— BEGIN Record set —

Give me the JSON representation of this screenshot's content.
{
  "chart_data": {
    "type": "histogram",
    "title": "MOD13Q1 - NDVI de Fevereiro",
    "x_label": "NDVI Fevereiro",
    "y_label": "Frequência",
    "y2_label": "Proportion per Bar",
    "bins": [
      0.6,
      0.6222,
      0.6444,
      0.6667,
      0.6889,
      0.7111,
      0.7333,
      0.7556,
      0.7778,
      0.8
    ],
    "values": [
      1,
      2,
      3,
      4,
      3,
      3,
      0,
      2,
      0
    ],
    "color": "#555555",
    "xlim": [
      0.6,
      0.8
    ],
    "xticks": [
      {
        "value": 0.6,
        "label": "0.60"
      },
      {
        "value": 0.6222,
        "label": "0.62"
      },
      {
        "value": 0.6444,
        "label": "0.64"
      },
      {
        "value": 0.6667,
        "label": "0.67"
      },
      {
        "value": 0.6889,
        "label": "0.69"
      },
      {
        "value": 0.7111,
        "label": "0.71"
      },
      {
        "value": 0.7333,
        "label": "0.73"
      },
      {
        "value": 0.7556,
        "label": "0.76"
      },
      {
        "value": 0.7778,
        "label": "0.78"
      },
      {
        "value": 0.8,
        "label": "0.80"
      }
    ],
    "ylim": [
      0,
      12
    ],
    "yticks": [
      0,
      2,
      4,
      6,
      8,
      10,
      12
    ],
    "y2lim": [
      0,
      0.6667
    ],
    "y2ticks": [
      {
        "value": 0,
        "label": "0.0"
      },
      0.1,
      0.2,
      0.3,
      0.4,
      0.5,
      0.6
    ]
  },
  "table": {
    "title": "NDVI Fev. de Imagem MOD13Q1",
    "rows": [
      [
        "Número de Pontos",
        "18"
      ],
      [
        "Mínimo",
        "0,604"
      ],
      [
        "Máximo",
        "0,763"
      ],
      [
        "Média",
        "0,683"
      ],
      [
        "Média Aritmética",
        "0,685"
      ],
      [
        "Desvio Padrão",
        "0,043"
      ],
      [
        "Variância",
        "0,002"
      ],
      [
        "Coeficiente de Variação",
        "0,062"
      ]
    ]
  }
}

— END Record set —
— BEGIN Record set —

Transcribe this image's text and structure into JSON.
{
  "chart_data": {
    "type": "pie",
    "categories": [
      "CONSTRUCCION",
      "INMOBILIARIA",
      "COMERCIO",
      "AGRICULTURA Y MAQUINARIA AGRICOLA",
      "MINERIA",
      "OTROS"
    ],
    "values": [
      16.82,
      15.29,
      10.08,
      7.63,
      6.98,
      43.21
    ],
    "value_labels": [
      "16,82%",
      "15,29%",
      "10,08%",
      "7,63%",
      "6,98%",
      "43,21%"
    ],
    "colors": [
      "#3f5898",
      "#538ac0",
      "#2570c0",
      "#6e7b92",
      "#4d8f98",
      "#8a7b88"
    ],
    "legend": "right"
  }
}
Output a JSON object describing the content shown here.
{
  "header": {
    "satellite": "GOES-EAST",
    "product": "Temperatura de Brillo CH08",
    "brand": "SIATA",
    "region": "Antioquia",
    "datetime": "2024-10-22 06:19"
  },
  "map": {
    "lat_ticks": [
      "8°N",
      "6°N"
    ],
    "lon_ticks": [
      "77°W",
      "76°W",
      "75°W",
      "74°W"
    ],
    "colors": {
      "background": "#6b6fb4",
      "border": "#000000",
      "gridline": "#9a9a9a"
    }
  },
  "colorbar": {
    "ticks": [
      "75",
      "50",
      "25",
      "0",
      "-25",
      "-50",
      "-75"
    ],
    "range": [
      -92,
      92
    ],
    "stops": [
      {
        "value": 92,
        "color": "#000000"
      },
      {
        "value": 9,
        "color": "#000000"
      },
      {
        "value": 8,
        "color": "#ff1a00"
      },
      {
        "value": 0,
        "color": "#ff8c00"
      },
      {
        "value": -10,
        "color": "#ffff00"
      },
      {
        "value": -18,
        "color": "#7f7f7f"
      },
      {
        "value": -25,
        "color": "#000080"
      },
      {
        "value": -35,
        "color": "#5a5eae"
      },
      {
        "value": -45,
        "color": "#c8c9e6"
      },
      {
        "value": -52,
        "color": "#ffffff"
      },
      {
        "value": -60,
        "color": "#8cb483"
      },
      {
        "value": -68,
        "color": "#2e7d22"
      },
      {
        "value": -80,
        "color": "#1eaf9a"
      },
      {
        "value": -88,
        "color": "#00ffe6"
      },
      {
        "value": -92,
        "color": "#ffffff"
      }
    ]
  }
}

— END Record set —
— BEGIN Record set —

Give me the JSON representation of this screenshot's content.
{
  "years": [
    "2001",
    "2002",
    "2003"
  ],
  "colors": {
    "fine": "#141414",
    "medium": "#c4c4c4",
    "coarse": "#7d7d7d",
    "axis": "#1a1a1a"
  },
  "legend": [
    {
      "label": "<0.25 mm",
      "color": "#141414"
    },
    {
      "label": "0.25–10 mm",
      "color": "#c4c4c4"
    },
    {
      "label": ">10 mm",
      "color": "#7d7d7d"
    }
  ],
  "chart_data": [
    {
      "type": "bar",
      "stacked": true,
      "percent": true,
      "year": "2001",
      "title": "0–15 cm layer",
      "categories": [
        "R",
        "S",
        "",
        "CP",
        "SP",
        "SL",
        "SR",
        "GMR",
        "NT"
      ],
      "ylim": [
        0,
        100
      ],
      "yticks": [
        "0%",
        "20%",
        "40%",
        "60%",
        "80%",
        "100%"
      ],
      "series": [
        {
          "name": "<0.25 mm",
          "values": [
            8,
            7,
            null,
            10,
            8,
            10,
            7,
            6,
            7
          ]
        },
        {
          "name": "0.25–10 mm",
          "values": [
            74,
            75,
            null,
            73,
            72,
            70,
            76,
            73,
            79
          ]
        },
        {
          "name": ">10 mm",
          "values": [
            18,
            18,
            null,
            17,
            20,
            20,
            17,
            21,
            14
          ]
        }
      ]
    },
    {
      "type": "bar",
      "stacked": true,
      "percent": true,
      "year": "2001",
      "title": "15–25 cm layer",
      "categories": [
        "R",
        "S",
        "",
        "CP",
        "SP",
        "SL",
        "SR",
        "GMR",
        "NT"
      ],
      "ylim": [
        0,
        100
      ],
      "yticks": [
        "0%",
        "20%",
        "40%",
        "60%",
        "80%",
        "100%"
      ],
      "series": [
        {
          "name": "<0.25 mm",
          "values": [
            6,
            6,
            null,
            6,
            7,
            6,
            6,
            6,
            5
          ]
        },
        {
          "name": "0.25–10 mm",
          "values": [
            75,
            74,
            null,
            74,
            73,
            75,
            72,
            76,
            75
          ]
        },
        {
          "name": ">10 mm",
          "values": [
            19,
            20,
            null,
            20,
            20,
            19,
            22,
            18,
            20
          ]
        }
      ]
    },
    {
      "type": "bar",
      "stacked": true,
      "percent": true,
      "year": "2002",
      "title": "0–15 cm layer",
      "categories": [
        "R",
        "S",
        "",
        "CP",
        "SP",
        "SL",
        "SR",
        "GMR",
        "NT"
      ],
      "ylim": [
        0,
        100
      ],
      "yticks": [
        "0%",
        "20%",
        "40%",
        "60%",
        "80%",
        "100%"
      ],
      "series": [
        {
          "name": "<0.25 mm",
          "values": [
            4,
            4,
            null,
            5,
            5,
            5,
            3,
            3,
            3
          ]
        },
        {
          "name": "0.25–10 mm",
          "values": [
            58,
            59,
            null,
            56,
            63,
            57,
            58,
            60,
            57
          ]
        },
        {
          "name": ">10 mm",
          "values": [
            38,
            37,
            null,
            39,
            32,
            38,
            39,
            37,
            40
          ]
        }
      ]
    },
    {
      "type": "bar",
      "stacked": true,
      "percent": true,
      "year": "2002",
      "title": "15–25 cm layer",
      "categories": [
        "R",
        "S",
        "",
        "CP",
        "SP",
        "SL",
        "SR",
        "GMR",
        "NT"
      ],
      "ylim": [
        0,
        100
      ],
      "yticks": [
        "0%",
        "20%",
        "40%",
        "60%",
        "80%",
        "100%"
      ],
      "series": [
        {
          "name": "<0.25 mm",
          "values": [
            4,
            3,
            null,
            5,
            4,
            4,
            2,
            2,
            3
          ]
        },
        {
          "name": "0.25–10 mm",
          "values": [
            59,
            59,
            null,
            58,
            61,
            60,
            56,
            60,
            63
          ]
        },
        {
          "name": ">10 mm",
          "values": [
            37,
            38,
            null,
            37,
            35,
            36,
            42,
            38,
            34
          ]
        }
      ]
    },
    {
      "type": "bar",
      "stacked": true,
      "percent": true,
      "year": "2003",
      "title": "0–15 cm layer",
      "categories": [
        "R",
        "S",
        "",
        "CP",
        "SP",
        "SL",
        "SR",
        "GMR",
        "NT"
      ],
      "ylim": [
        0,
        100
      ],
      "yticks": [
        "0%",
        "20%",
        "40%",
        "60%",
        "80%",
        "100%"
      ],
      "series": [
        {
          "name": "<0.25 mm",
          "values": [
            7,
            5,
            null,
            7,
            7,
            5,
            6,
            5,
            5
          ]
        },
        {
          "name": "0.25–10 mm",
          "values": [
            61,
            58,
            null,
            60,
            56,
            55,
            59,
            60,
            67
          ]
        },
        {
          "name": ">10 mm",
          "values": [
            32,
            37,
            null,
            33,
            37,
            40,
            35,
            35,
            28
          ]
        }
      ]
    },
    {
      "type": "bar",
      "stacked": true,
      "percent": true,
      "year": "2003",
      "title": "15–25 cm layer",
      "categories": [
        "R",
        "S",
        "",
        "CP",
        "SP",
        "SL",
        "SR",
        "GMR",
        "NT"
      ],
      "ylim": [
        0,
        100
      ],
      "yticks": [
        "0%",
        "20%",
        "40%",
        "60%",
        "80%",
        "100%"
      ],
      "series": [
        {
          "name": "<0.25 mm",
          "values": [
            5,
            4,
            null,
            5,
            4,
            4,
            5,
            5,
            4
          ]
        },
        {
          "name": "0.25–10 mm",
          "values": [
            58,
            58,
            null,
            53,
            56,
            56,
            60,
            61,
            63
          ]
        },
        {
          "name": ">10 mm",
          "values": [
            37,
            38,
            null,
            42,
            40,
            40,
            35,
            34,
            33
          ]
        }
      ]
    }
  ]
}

— END Record set —

▶ [Requirements]
From the entries, report each line that includes the word "NDVI".

▶ [Written response]
    "title": "MOD13Q1 - NDVI de Fevereiro",
    "x_label": "NDVI Fevereiro",
    "title": "NDVI Fev. de Imagem MOD13Q1",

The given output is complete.